• Given exercise
Set down the full listing exactly as given. Any pictures are to be left out.

# Start of Information shown

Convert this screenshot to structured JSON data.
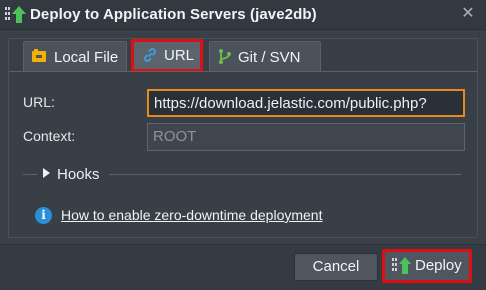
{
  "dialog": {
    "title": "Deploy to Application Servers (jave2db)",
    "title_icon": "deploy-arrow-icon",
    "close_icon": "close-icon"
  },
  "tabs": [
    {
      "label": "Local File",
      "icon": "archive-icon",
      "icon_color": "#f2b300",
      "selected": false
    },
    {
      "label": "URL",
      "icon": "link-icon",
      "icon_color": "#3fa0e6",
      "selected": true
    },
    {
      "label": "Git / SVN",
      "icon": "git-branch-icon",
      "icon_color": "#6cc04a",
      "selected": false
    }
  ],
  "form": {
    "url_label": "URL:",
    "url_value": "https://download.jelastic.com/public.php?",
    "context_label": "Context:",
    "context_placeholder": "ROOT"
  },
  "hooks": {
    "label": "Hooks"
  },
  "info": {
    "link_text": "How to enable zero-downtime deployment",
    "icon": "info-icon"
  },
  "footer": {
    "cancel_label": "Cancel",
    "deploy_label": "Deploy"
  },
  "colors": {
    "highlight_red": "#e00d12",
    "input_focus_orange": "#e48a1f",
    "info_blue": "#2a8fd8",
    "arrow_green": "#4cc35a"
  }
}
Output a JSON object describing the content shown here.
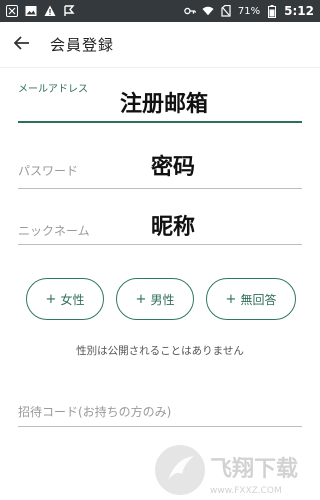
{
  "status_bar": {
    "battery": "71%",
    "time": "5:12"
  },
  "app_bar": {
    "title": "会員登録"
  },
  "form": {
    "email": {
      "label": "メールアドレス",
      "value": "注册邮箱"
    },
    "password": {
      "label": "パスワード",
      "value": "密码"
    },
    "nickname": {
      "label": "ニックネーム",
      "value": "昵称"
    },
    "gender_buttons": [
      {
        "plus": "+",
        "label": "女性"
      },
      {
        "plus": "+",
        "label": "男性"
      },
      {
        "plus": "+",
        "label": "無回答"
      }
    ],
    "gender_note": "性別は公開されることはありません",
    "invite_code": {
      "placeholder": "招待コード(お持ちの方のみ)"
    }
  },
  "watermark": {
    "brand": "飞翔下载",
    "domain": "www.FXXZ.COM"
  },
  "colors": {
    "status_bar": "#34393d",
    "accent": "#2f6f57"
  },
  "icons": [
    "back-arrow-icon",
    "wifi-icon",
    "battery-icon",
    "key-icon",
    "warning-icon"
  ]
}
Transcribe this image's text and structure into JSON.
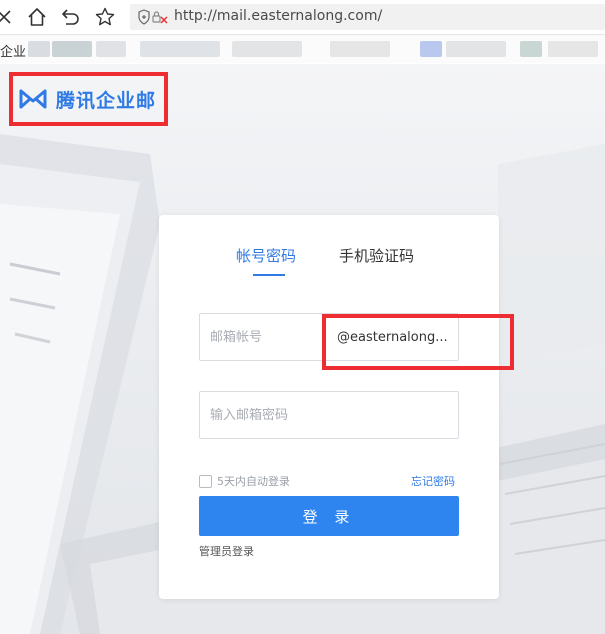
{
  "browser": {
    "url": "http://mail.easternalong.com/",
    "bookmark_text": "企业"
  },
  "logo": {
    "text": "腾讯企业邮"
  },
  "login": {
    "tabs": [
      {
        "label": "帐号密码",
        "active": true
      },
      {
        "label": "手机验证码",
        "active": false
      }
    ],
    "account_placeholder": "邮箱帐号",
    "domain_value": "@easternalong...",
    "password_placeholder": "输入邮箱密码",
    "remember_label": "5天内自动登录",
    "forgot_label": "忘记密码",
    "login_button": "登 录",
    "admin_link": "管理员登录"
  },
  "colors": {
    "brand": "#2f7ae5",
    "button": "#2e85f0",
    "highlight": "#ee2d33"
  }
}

# End of Information shown

• Reply to the task
Convert this screenshot to structured JSON data.
{
  "dialog": {
    "title": "Deploy to Application Servers (jave2db)",
    "title_icon": "deploy-arrow-icon",
    "close_icon": "close-icon"
  },
  "tabs": [
    {
      "label": "Local File",
      "icon": "archive-icon",
      "icon_color": "#f2b300",
      "selected": false
    },
    {
      "label": "URL",
      "icon": "link-icon",
      "icon_color": "#3fa0e6",
      "selected": true
    },
    {
      "label": "Git / SVN",
      "icon": "git-branch-icon",
      "icon_color": "#6cc04a",
      "selected": false
    }
  ],
  "form": {
    "url_label": "URL:",
    "url_value": "https://download.jelastic.com/public.php?",
    "context_label": "Context:",
    "context_placeholder": "ROOT"
  },
  "hooks": {
    "label": "Hooks"
  },
  "info": {
    "link_text": "How to enable zero-downtime deployment",
    "icon": "info-icon"
  },
  "footer": {
    "cancel_label": "Cancel",
    "deploy_label": "Deploy"
  },
  "colors": {
    "highlight_red": "#e00d12",
    "input_focus_orange": "#e48a1f",
    "info_blue": "#2a8fd8",
    "arrow_green": "#4cc35a"
  }
}
Output a JSON object describing the content shown here.
{
  "status_bar": {
    "battery": "71%",
    "time": "5:12"
  },
  "app_bar": {
    "title": "会員登録"
  },
  "form": {
    "email": {
      "label": "メールアドレス",
      "value": "注册邮箱"
    },
    "password": {
      "label": "パスワード",
      "value": "密码"
    },
    "nickname": {
      "label": "ニックネーム",
      "value": "昵称"
    },
    "gender_buttons": [
      {
        "plus": "+",
        "label": "女性"
      },
      {
        "plus": "+",
        "label": "男性"
      },
      {
        "plus": "+",
        "label": "無回答"
      }
    ],
    "gender_note": "性別は公開されることはありません",
    "invite_code": {
      "placeholder": "招待コード(お持ちの方のみ)"
    }
  },
  "watermark": {
    "brand": "飞翔下载",
    "domain": "www.FXXZ.COM"
  },
  "colors": {
    "status_bar": "#34393d",
    "accent": "#2f6f57"
  },
  "icons": [
    "back-arrow-icon",
    "wifi-icon",
    "battery-icon",
    "key-icon",
    "warning-icon"
  ]
}
Transcribe this image's text and structure into JSON.
{
  "browser": {
    "url": "http://mail.easternalong.com/",
    "bookmark_text": "企业"
  },
  "logo": {
    "text": "腾讯企业邮"
  },
  "login": {
    "tabs": [
      {
        "label": "帐号密码",
        "active": true
      },
      {
        "label": "手机验证码",
        "active": false
      }
    ],
    "account_placeholder": "邮箱帐号",
    "domain_value": "@easternalong...",
    "password_placeholder": "输入邮箱密码",
    "remember_label": "5天内自动登录",
    "forgot_label": "忘记密码",
    "login_button": "登 录",
    "admin_link": "管理员登录"
  },
  "colors": {
    "brand": "#2f7ae5",
    "button": "#2e85f0",
    "highlight": "#ee2d33"
  }
}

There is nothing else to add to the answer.